* START Dataset *

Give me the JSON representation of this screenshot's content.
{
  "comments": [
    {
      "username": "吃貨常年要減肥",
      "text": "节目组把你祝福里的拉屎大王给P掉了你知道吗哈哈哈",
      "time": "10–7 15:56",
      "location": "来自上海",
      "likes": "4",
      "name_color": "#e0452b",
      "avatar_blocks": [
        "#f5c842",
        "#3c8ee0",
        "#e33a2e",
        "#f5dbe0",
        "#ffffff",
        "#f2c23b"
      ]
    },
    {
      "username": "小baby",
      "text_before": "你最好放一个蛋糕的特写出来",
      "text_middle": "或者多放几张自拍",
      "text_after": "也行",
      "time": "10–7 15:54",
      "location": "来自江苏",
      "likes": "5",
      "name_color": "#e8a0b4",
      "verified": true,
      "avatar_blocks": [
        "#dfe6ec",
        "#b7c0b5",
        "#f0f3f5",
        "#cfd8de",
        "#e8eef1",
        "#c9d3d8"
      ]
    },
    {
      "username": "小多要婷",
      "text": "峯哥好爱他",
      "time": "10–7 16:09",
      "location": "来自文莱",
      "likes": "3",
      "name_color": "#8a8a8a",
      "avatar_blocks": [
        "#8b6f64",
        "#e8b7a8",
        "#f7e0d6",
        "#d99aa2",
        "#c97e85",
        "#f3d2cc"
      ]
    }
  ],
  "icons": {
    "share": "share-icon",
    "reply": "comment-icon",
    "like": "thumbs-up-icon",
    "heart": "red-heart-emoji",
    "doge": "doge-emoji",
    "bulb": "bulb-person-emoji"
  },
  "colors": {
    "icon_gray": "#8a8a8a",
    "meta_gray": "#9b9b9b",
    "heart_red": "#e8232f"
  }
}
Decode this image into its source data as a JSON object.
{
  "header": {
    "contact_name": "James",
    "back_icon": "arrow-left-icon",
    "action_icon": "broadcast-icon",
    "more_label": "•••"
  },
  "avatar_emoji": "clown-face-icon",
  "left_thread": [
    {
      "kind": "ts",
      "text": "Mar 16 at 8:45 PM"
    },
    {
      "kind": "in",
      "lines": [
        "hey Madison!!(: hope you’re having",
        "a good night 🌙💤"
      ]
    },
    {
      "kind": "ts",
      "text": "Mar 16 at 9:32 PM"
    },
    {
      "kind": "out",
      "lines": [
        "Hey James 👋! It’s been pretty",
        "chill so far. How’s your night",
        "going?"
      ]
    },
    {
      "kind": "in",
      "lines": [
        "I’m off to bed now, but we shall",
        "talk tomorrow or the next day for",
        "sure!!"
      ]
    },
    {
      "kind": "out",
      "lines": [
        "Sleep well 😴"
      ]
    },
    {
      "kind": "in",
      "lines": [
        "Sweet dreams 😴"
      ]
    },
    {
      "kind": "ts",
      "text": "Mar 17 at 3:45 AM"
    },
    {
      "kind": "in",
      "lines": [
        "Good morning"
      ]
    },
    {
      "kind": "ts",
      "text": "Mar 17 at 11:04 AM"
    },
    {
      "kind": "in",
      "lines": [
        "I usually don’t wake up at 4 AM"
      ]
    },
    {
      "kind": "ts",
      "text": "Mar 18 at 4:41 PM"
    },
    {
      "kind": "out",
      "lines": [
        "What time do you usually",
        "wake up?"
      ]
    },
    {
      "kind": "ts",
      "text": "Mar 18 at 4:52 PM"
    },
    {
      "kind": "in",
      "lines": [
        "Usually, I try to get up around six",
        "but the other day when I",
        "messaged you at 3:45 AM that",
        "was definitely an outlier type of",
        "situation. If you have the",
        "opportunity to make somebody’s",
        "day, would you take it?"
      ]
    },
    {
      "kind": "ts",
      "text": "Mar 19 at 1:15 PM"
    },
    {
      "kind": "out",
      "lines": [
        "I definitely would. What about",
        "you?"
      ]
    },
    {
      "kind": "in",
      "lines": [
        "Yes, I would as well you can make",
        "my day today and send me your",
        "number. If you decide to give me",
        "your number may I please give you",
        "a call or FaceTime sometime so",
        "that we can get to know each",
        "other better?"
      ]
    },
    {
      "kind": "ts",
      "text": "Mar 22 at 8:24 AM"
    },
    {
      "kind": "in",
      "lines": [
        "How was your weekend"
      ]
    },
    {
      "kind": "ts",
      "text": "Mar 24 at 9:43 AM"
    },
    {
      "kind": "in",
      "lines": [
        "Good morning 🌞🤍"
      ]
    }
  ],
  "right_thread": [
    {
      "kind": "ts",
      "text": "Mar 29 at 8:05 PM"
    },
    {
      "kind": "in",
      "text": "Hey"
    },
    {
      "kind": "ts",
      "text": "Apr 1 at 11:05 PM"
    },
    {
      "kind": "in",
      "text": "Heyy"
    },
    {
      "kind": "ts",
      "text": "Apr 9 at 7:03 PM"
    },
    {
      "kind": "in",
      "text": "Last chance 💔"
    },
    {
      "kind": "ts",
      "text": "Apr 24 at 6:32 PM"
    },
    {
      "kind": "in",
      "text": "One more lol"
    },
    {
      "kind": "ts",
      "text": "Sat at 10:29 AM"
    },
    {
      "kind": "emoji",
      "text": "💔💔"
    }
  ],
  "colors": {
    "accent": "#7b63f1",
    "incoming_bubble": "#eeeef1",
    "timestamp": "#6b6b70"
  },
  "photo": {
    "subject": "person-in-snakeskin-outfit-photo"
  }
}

* END Dataset *

(Work required):
Return every entry exactly as given.

(Response):
Give me the JSON representation of this screenshot's content.
{
  "comments": [
    {
      "username": "吃貨常年要減肥",
      "text": "节目组把你祝福里的拉屎大王给P掉了你知道吗哈哈哈",
      "time": "10–7 15:56",
      "location": "来自上海",
      "likes": "4",
      "name_color": "#e0452b",
      "avatar_blocks": [
        "#f5c842",
        "#3c8ee0",
        "#e33a2e",
        "#f5dbe0",
        "#ffffff",
        "#f2c23b"
      ]
    },
    {
      "username": "小baby",
      "text_before": "你最好放一个蛋糕的特写出来",
      "text_middle": "或者多放几张自拍",
      "text_after": "也行",
      "time": "10–7 15:54",
      "location": "来自江苏",
      "likes": "5",
      "name_color": "#e8a0b4",
      "verified": true,
      "avatar_blocks": [
        "#dfe6ec",
        "#b7c0b5",
        "#f0f3f5",
        "#cfd8de",
        "#e8eef1",
        "#c9d3d8"
      ]
    },
    {
      "username": "小多要婷",
      "text": "峯哥好爱他",
      "time": "10–7 16:09",
      "location": "来自文莱",
      "likes": "3",
      "name_color": "#8a8a8a",
      "avatar_blocks": [
        "#8b6f64",
        "#e8b7a8",
        "#f7e0d6",
        "#d99aa2",
        "#c97e85",
        "#f3d2cc"
      ]
    }
  ],
  "icons": {
    "share": "share-icon",
    "reply": "comment-icon",
    "like": "thumbs-up-icon",
    "heart": "red-heart-emoji",
    "doge": "doge-emoji",
    "bulb": "bulb-person-emoji"
  },
  "colors": {
    "icon_gray": "#8a8a8a",
    "meta_gray": "#9b9b9b",
    "heart_red": "#e8232f"
  }
}
Decode this image into its source data as a JSON object.
{
  "header": {
    "contact_name": "James",
    "back_icon": "arrow-left-icon",
    "action_icon": "broadcast-icon",
    "more_label": "•••"
  },
  "avatar_emoji": "clown-face-icon",
  "left_thread": [
    {
      "kind": "ts",
      "text": "Mar 16 at 8:45 PM"
    },
    {
      "kind": "in",
      "lines": [
        "hey Madison!!(: hope you’re having",
        "a good night 🌙💤"
      ]
    },
    {
      "kind": "ts",
      "text": "Mar 16 at 9:32 PM"
    },
    {
      "kind": "out",
      "lines": [
        "Hey James 👋! It’s been pretty",
        "chill so far. How’s your night",
        "going?"
      ]
    },
    {
      "kind": "in",
      "lines": [
        "I’m off to bed now, but we shall",
        "talk tomorrow or the next day for",
        "sure!!"
      ]
    },
    {
      "kind": "out",
      "lines": [
        "Sleep well 😴"
      ]
    },
    {
      "kind": "in",
      "lines": [
        "Sweet dreams 😴"
      ]
    },
    {
      "kind": "ts",
      "text": "Mar 17 at 3:45 AM"
    },
    {
      "kind": "in",
      "lines": [
        "Good morning"
      ]
    },
    {
      "kind": "ts",
      "text": "Mar 17 at 11:04 AM"
    },
    {
      "kind": "in",
      "lines": [
        "I usually don’t wake up at 4 AM"
      ]
    },
    {
      "kind": "ts",
      "text": "Mar 18 at 4:41 PM"
    },
    {
      "kind": "out",
      "lines": [
        "What time do you usually",
        "wake up?"
      ]
    },
    {
      "kind": "ts",
      "text": "Mar 18 at 4:52 PM"
    },
    {
      "kind": "in",
      "lines": [
        "Usually, I try to get up around six",
        "but the other day when I",
        "messaged you at 3:45 AM that",
        "was definitely an outlier type of",
        "situation. If you have the",
        "opportunity to make somebody’s",
        "day, would you take it?"
      ]
    },
    {
      "kind": "ts",
      "text": "Mar 19 at 1:15 PM"
    },
    {
      "kind": "out",
      "lines": [
        "I definitely would. What about",
        "you?"
      ]
    },
    {
      "kind": "in",
      "lines": [
        "Yes, I would as well you can make",
        "my day today and send me your",
        "number. If you decide to give me",
        "your number may I please give you",
        "a call or FaceTime sometime so",
        "that we can get to know each",
        "other better?"
      ]
    },
    {
      "kind": "ts",
      "text": "Mar 22 at 8:24 AM"
    },
    {
      "kind": "in",
      "lines": [
        "How was your weekend"
      ]
    },
    {
      "kind": "ts",
      "text": "Mar 24 at 9:43 AM"
    },
    {
      "kind": "in",
      "lines": [
        "Good morning 🌞🤍"
      ]
    }
  ],
  "right_thread": [
    {
      "kind": "ts",
      "text": "Mar 29 at 8:05 PM"
    },
    {
      "kind": "in",
      "text": "Hey"
    },
    {
      "kind": "ts",
      "text": "Apr 1 at 11:05 PM"
    },
    {
      "kind": "in",
      "text": "Heyy"
    },
    {
      "kind": "ts",
      "text": "Apr 9 at 7:03 PM"
    },
    {
      "kind": "in",
      "text": "Last chance 💔"
    },
    {
      "kind": "ts",
      "text": "Apr 24 at 6:32 PM"
    },
    {
      "kind": "in",
      "text": "One more lol"
    },
    {
      "kind": "ts",
      "text": "Sat at 10:29 AM"
    },
    {
      "kind": "emoji",
      "text": "💔💔"
    }
  ],
  "colors": {
    "accent": "#7b63f1",
    "incoming_bubble": "#eeeef1",
    "timestamp": "#6b6b70"
  },
  "photo": {
    "subject": "person-in-snakeskin-outfit-photo"
  }
}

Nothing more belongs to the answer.